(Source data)
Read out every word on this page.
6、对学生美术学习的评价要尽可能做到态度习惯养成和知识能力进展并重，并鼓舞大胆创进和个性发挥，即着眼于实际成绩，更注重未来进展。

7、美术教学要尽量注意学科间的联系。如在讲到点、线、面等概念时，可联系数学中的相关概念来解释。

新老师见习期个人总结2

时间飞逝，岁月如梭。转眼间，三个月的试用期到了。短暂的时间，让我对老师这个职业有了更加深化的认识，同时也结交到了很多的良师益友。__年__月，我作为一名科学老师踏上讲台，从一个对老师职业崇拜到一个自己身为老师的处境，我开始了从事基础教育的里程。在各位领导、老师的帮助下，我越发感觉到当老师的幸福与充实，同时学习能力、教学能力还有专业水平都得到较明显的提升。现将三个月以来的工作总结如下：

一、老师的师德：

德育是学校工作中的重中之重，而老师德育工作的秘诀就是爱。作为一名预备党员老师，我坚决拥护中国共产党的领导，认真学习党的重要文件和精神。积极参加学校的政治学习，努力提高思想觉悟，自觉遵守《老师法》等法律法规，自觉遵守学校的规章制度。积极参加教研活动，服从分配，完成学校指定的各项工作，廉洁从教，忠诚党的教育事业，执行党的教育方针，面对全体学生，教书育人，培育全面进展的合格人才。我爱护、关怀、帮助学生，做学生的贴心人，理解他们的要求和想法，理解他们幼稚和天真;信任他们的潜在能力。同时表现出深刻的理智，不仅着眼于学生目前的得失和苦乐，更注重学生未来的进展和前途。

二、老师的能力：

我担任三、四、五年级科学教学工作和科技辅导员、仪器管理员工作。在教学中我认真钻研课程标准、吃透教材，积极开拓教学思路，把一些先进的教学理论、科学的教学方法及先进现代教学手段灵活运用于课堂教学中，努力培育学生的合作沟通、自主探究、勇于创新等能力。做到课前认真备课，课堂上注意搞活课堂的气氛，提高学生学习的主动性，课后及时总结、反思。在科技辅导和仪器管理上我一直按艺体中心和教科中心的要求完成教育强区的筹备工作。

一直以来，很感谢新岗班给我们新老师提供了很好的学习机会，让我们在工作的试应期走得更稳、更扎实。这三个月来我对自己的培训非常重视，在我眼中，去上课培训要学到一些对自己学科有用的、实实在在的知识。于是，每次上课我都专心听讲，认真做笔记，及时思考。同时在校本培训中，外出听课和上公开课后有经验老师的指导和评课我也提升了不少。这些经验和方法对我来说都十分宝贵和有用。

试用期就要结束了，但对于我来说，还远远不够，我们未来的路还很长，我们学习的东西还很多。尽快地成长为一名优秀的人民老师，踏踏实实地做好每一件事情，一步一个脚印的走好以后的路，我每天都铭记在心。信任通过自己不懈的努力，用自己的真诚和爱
...
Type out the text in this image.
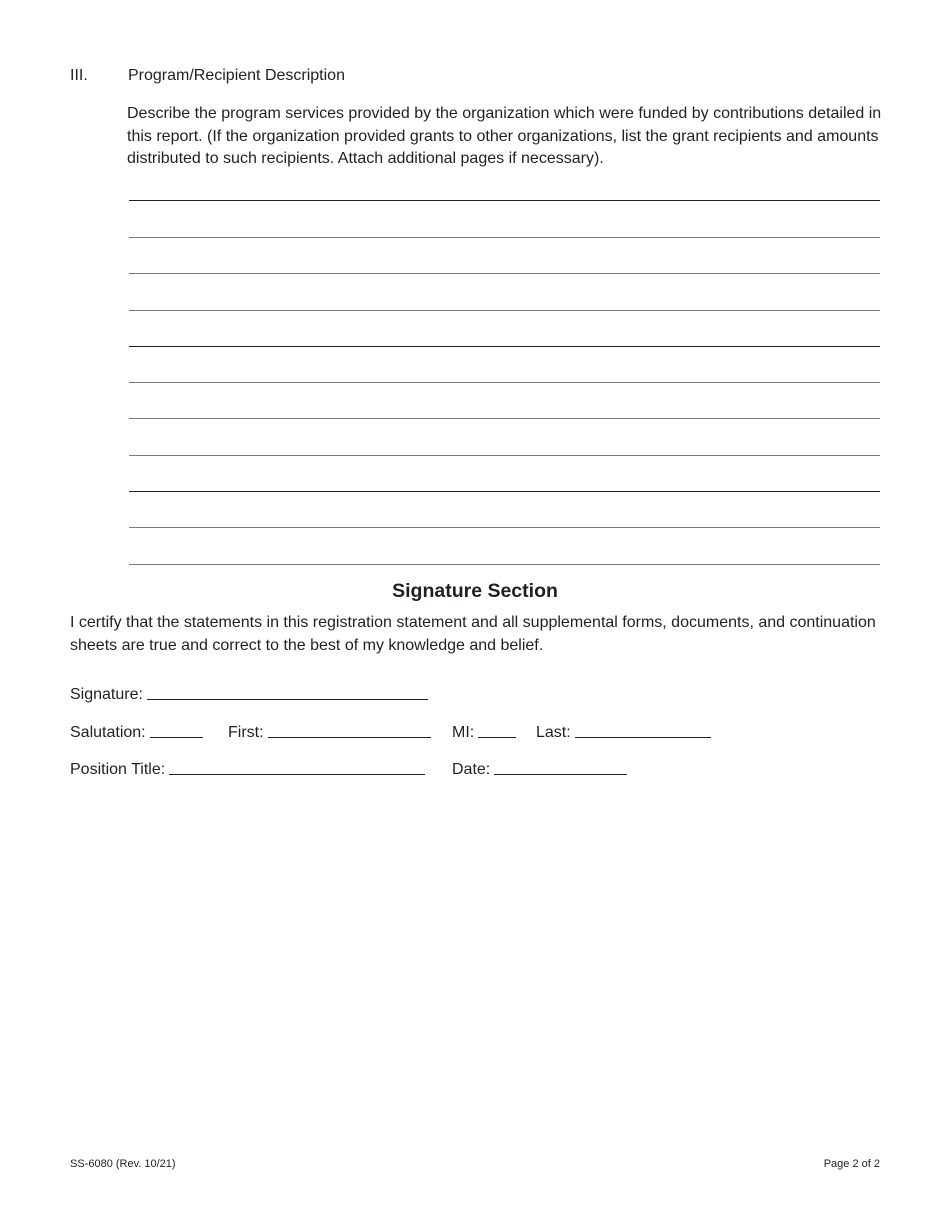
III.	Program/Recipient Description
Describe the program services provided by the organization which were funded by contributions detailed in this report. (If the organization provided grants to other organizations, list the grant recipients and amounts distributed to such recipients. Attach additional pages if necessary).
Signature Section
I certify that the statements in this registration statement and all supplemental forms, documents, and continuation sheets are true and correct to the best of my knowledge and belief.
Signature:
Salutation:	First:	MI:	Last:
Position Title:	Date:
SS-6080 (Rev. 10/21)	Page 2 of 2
==
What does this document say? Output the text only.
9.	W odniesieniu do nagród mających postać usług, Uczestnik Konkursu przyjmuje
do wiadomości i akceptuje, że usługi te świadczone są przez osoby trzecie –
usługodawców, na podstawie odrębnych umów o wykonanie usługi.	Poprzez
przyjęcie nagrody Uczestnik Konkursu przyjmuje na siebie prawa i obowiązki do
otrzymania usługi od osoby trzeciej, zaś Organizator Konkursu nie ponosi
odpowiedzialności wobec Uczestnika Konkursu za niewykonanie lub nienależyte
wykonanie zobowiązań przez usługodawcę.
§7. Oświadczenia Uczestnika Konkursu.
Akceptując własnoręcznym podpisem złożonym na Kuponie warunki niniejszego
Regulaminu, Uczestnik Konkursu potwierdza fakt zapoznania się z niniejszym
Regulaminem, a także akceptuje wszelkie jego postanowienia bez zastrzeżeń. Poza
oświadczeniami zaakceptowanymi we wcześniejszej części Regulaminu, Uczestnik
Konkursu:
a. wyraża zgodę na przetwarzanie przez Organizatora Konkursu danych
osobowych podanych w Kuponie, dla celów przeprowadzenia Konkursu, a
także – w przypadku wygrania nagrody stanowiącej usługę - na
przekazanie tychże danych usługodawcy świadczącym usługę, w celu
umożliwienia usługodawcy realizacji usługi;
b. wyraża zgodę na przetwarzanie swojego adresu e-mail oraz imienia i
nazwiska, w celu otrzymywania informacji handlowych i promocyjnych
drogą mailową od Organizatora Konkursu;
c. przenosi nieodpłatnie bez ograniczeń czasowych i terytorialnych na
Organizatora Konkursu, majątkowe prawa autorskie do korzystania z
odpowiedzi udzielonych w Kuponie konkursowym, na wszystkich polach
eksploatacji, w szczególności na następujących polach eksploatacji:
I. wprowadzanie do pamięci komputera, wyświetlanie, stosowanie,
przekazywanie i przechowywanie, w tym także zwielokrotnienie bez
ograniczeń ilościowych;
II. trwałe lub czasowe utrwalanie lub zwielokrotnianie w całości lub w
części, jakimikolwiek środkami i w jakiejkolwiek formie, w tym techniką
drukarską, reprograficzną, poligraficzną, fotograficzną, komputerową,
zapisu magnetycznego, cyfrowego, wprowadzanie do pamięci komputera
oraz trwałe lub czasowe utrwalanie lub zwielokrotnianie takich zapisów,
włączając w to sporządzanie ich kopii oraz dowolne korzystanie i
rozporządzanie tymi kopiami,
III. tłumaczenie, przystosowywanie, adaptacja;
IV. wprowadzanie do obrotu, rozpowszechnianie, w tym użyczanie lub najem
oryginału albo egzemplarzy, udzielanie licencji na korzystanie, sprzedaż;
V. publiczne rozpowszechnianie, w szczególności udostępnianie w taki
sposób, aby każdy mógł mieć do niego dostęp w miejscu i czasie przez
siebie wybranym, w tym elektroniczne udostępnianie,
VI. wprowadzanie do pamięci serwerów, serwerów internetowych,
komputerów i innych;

**What this task involves**
Using the entries above, find all lines with "oraz". Copy them.

**Answer for the task**
b. wyraża zgodę na przetwarzanie swojego adresu e-mail oraz imienia i
oraz trwałe lub czasowe utrwalanie lub zwielokrotnianie takich zapisów,
włączając w to sporządzanie ich kopii oraz dowolne korzystanie i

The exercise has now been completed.